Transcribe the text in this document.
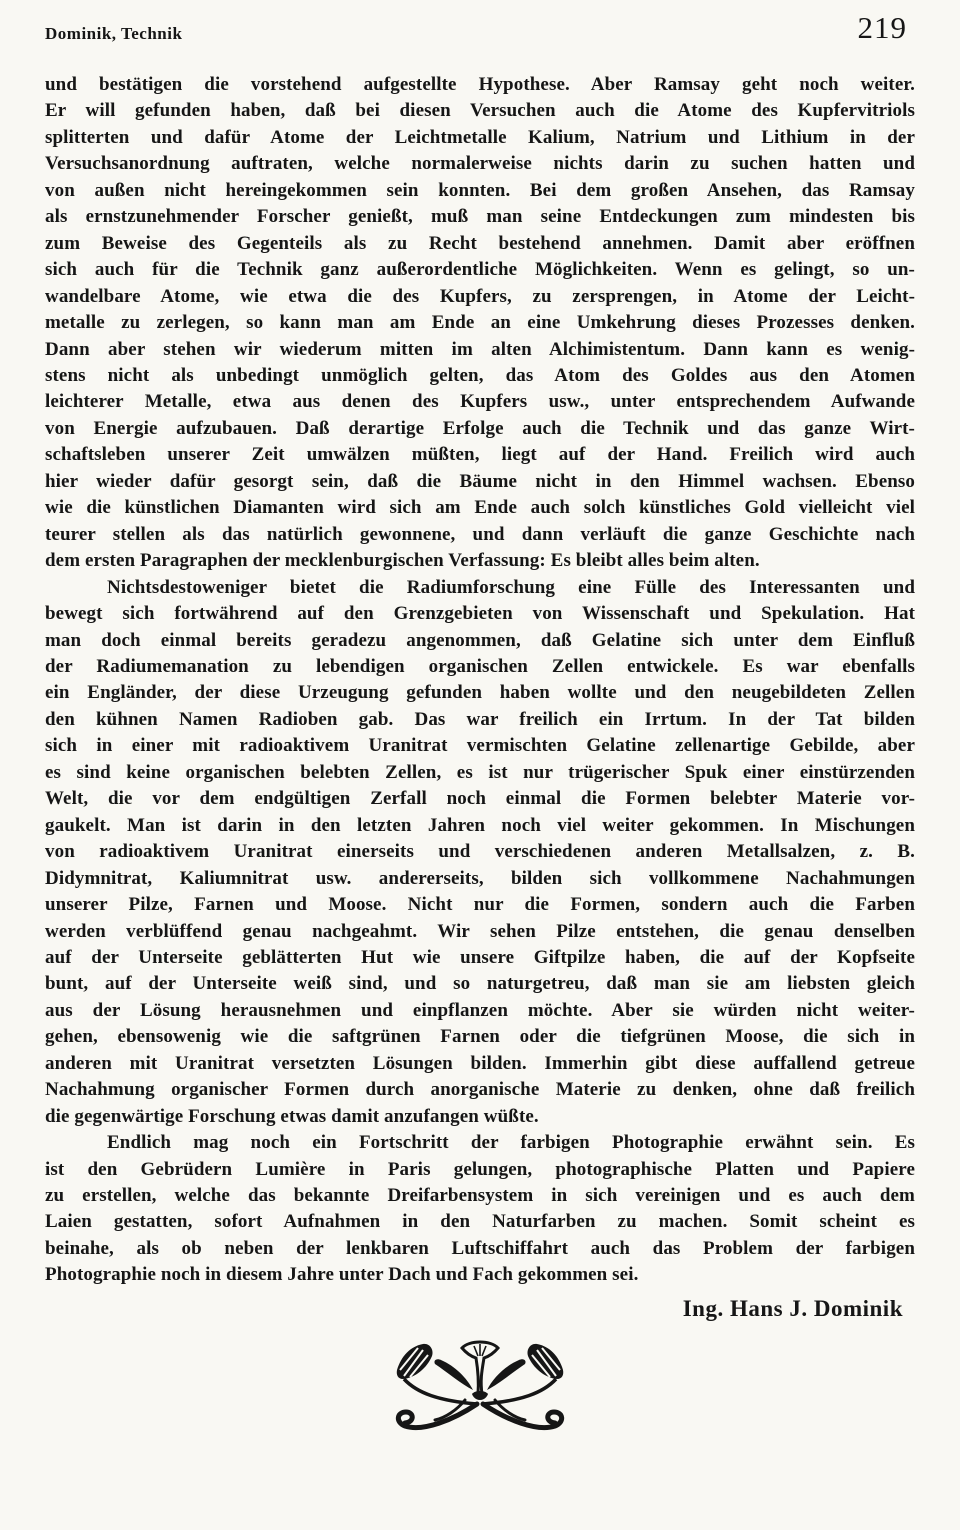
Dominik, Technik	219
und bestätigen die vorstehend aufgestellte Hypothese. Aber Ramsay geht noch weiter.
Er will gefunden haben, daß bei diesen Versuchen auch die Atome des Kupfervitriols
splitterten und dafür Atome der Leichtmetalle Kalium, Natrium und Lithium in der
Versuchsanordnung auftraten, welche normalerweise nichts darin zu suchen hatten und
von außen nicht hereingekommen sein konnten. Bei dem großen Ansehen, das Ramsay
als ernstzunehmender Forscher genießt, muß man seine Entdeckungen zum mindesten bis
zum Beweise des Gegenteils als zu Recht bestehend annehmen. Damit aber eröffnen
sich auch für die Technik ganz außerordentliche Möglichkeiten. Wenn es gelingt, so un-
wandelbare Atome, wie etwa die des Kupfers, zu zersprengen, in Atome der Leicht-
metalle zu zerlegen, so kann man am Ende an eine Umkehrung dieses Prozesses denken.
Dann aber stehen wir wiederum mitten im alten Alchimistentum. Dann kann es wenig-
stens nicht als unbedingt unmöglich gelten, das Atom des Goldes aus den Atomen
leichterer Metalle, etwa aus denen des Kupfers usw., unter entsprechendem Aufwande
von Energie aufzubauen. Daß derartige Erfolge auch die Technik und das ganze Wirt-
schaftsleben unserer Zeit umwälzen müßten, liegt auf der Hand. Freilich wird auch
hier wieder dafür gesorgt sein, daß die Bäume nicht in den Himmel wachsen. Ebenso
wie die künstlichen Diamanten wird sich am Ende auch solch künstliches Gold vielleicht viel
teurer stellen als das natürlich gewonnene, und dann verläuft die ganze Geschichte nach
dem ersten Paragraphen der mecklenburgischen Verfassung: Es bleibt alles beim alten.
Nichtsdestoweniger bietet die Radiumforschung eine Fülle des Interessanten und
bewegt sich fortwährend auf den Grenzgebieten von Wissenschaft und Spekulation. Hat
man doch einmal bereits geradezu angenommen, daß Gelatine sich unter dem Einfluß
der Radiumemanation zu lebendigen organischen Zellen entwickele. Es war ebenfalls
ein Engländer, der diese Urzeugung gefunden haben wollte und den neugebildeten Zellen
den kühnen Namen Radioben gab. Das war freilich ein Irrtum. In der Tat bilden
sich in einer mit radioaktivem Uranitrat vermischten Gelatine zellenartige Gebilde, aber
es sind keine organischen belebten Zellen, es ist nur trügerischer Spuk einer einstürzenden
Welt, die vor dem endgültigen Zerfall noch einmal die Formen belebter Materie vor-
gaukelt. Man ist darin in den letzten Jahren noch viel weiter gekommen. In Mischungen
von radioaktivem Uranitrat einerseits und verschiedenen anderen Metallsalzen, z. B.
Didymnitrat, Kaliumnitrat usw. andererseits, bilden sich vollkommene Nachahmungen
unserer Pilze, Farnen und Moose. Nicht nur die Formen, sondern auch die Farben
werden verblüffend genau nachgeahmt. Wir sehen Pilze entstehen, die genau denselben
auf der Unterseite geblätterten Hut wie unsere Giftpilze haben, die auf der Kopfseite
bunt, auf der Unterseite weiß sind, und so naturgetreu, daß man sie am liebsten gleich
aus der Lösung herausnehmen und einpflanzen möchte. Aber sie würden nicht weiter-
gehen, ebensowenig wie die saftgrünen Farnen oder die tiefgrünen Moose, die sich in
anderen mit Uranitrat versetzten Lösungen bilden. Immerhin gibt diese auffallend getreue
Nachahmung organischer Formen durch anorganische Materie zu denken, ohne daß freilich
die gegenwärtige Forschung etwas damit anzufangen wüßte.
Endlich mag noch ein Fortschritt der farbigen Photographie erwähnt sein. Es
ist den Gebrüdern Lumière in Paris gelungen, photographische Platten und Papiere
zu erstellen, welche das bekannte Dreifarbensystem in sich vereinigen und es auch dem
Laien gestatten, sofort Aufnahmen in den Naturfarben zu machen. Somit scheint es
beinahe, als ob neben der lenkbaren Luftschiffahrt auch das Problem der farbigen
Photographie noch in diesem Jahre unter Dach und Fach gekommen sei.
Ing. Hans J. Dominik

= = = = = = =

» Task statement: Write out the data above in full and exactly, but not the pictures.

» Answer space:
Transcribe the text in this document.
Dominik, Technik	219
und bestätigen die vorstehend aufgestellte Hypothese. Aber Ramsay geht noch weiter.
Er will gefunden haben, daß bei diesen Versuchen auch die Atome des Kupfervitriols
splitterten und dafür Atome der Leichtmetalle Kalium, Natrium und Lithium in der
Versuchsanordnung auftraten, welche normalerweise nichts darin zu suchen hatten und
von außen nicht hereingekommen sein konnten. Bei dem großen Ansehen, das Ramsay
als ernstzunehmender Forscher genießt, muß man seine Entdeckungen zum mindesten bis
zum Beweise des Gegenteils als zu Recht bestehend annehmen. Damit aber eröffnen
sich auch für die Technik ganz außerordentliche Möglichkeiten. Wenn es gelingt, so un-
wandelbare Atome, wie etwa die des Kupfers, zu zersprengen, in Atome der Leicht-
metalle zu zerlegen, so kann man am Ende an eine Umkehrung dieses Prozesses denken.
Dann aber stehen wir wiederum mitten im alten Alchimistentum. Dann kann es wenig-
stens nicht als unbedingt unmöglich gelten, das Atom des Goldes aus den Atomen
leichterer Metalle, etwa aus denen des Kupfers usw., unter entsprechendem Aufwande
von Energie aufzubauen. Daß derartige Erfolge auch die Technik und das ganze Wirt-
schaftsleben unserer Zeit umwälzen müßten, liegt auf der Hand. Freilich wird auch
hier wieder dafür gesorgt sein, daß die Bäume nicht in den Himmel wachsen. Ebenso
wie die künstlichen Diamanten wird sich am Ende auch solch künstliches Gold vielleicht viel
teurer stellen als das natürlich gewonnene, und dann verläuft die ganze Geschichte nach
dem ersten Paragraphen der mecklenburgischen Verfassung: Es bleibt alles beim alten.
Nichtsdestoweniger bietet die Radiumforschung eine Fülle des Interessanten und
bewegt sich fortwährend auf den Grenzgebieten von Wissenschaft und Spekulation. Hat
man doch einmal bereits geradezu angenommen, daß Gelatine sich unter dem Einfluß
der Radiumemanation zu lebendigen organischen Zellen entwickele. Es war ebenfalls
ein Engländer, der diese Urzeugung gefunden haben wollte und den neugebildeten Zellen
den kühnen Namen Radioben gab. Das war freilich ein Irrtum. In der Tat bilden
sich in einer mit radioaktivem Uranitrat vermischten Gelatine zellenartige Gebilde, aber
es sind keine organischen belebten Zellen, es ist nur trügerischer Spuk einer einstürzenden
Welt, die vor dem endgültigen Zerfall noch einmal die Formen belebter Materie vor-
gaukelt. Man ist darin in den letzten Jahren noch viel weiter gekommen. In Mischungen
von radioaktivem Uranitrat einerseits und verschiedenen anderen Metallsalzen, z. B.
Didymnitrat, Kaliumnitrat usw. andererseits, bilden sich vollkommene Nachahmungen
unserer Pilze, Farnen und Moose. Nicht nur die Formen, sondern auch die Farben
werden verblüffend genau nachgeahmt. Wir sehen Pilze entstehen, die genau denselben
auf der Unterseite geblätterten Hut wie unsere Giftpilze haben, die auf der Kopfseite
bunt, auf der Unterseite weiß sind, und so naturgetreu, daß man sie am liebsten gleich
aus der Lösung herausnehmen und einpflanzen möchte. Aber sie würden nicht weiter-
gehen, ebensowenig wie die saftgrünen Farnen oder die tiefgrünen Moose, die sich in
anderen mit Uranitrat versetzten Lösungen bilden. Immerhin gibt diese auffallend getreue
Nachahmung organischer Formen durch anorganische Materie zu denken, ohne daß freilich
die gegenwärtige Forschung etwas damit anzufangen wüßte.
Endlich mag noch ein Fortschritt der farbigen Photographie erwähnt sein. Es
ist den Gebrüdern Lumière in Paris gelungen, photographische Platten und Papiere
zu erstellen, welche das bekannte Dreifarbensystem in sich vereinigen und es auch dem
Laien gestatten, sofort Aufnahmen in den Naturfarben zu machen. Somit scheint es
beinahe, als ob neben der lenkbaren Luftschiffahrt auch das Problem der farbigen
Photographie noch in diesem Jahre unter Dach und Fach gekommen sei.
Ing. Hans J. Dominik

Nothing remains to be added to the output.